■ EXERCISE REQUIREMENTS:
1. Return the passage of the door-replacement post from "## hydro (Sep" up to and including "been a clue.".
2. In the door-replacement post, how much does the newly purchased exterior door blank weigh?

╭─ READING TEXT

# Tips for Replacing an Exterior Door?



## hydro (Sep 29, 2010)

I'm new here and have a few questions about replacing an old exterior door in a circa 1950's house. By way of introduction I should say I'm very much a carpentry novice.

The old door is off a deck and gets minimal use. Its very old and being on the south side has become extremely weather beaten. When I removed it for inspection recently, I discovered it was actually a hollow interior door! I suppose the fact that it was hung with two hinges should have been a clue.

The new blank I've purchased is an exterior wood door (flush with birch finish) and weighs in at 89 pounds. I plan on installing the new door by using the old door as a template to determine where the hinge mortises should go. The old hinges are 3-1/2" tall knuckle-type with removable pins and are attached using three screws.

I've read a door of this weight needs to have 3 hinges. So I plan on replacing the two old hinges and adding a third. I know I'll have to add some material into the existing wood screw holes to keep the new #9x1 screws tight (hopefully this isn't considered a bad practice?).

My first question is ... what's the best way to install that new 3rd hinge? I assume the top & bottom hinges should be installed first and checked for fit/alignment by attaching the door. I'm guessing that after this is done, the 3rd hinge can be installed on the jamb and then the position of the center mortise on the door can be determined while the door is hanging on the top & bottom hinges.

╰─
╭─ RECORDS SHOWN

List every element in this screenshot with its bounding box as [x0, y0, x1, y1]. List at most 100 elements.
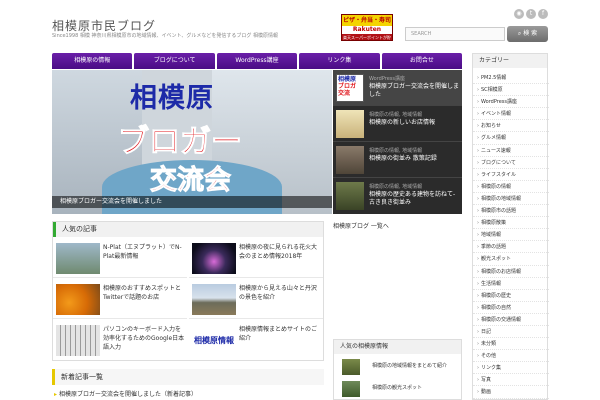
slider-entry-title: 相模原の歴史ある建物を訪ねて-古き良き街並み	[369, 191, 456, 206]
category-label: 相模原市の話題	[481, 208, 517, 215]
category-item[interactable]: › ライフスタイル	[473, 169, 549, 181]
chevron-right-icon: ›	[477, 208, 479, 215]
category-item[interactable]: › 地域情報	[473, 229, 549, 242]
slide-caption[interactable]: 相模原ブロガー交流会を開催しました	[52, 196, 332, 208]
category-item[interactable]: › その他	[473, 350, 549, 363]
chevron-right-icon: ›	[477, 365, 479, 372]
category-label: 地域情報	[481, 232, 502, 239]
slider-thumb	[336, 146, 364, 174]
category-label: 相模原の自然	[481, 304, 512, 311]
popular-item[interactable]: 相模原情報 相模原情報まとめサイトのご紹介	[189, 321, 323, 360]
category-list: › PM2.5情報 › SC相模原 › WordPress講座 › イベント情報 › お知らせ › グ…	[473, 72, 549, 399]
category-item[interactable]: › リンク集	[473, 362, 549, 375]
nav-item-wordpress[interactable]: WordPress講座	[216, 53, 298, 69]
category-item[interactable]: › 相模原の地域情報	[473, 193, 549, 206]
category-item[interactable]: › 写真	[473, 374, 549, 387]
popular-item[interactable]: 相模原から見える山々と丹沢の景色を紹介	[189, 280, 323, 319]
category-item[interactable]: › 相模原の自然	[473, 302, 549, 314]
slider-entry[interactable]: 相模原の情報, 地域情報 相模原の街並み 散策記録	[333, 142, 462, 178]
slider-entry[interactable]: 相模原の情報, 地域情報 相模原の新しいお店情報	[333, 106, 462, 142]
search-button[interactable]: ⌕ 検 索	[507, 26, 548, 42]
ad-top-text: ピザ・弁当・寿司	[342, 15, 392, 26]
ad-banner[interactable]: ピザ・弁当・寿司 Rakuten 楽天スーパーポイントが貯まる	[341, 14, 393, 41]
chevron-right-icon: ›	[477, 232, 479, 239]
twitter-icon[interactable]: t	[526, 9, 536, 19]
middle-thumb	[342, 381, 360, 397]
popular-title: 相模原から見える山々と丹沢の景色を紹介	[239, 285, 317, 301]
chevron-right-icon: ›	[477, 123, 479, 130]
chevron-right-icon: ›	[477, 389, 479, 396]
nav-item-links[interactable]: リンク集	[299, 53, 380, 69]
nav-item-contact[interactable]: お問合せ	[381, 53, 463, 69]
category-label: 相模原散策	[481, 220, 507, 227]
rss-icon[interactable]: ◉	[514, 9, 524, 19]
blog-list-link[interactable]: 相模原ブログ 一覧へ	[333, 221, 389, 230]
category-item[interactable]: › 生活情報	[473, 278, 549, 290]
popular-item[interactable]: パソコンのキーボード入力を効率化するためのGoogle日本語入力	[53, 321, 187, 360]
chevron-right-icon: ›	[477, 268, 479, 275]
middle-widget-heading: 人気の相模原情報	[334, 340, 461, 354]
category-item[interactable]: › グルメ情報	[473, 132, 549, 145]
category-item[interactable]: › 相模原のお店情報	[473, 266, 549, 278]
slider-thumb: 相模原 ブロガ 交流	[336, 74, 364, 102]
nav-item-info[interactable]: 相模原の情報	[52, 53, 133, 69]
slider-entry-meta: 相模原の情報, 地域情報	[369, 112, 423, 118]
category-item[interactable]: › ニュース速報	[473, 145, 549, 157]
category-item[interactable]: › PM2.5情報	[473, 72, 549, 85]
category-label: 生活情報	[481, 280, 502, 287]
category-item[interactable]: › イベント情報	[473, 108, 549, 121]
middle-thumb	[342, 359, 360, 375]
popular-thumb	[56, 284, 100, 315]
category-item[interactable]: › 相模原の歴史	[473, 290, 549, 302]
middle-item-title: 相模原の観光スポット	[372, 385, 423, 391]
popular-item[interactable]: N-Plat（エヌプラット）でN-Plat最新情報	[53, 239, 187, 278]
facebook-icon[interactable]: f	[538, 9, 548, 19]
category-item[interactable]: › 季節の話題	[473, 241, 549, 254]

╰─

■ FULL SOLUTIONS:
1.
## hydro (Sep 29, 2010)

I'm new here and have a few questions about replacing an old exterior door in a circa 1950's house. By way of introduction I should say I'm very much a carpentry novice.

The old door is off a deck and gets minimal use. Its very old and being on the south side has become extremely weather beaten. When I removed it for inspection recently, I discovered it was actually a hollow interior door! I suppose the fact that it was hung with two hinges should have been a clue.

2. 89 pounds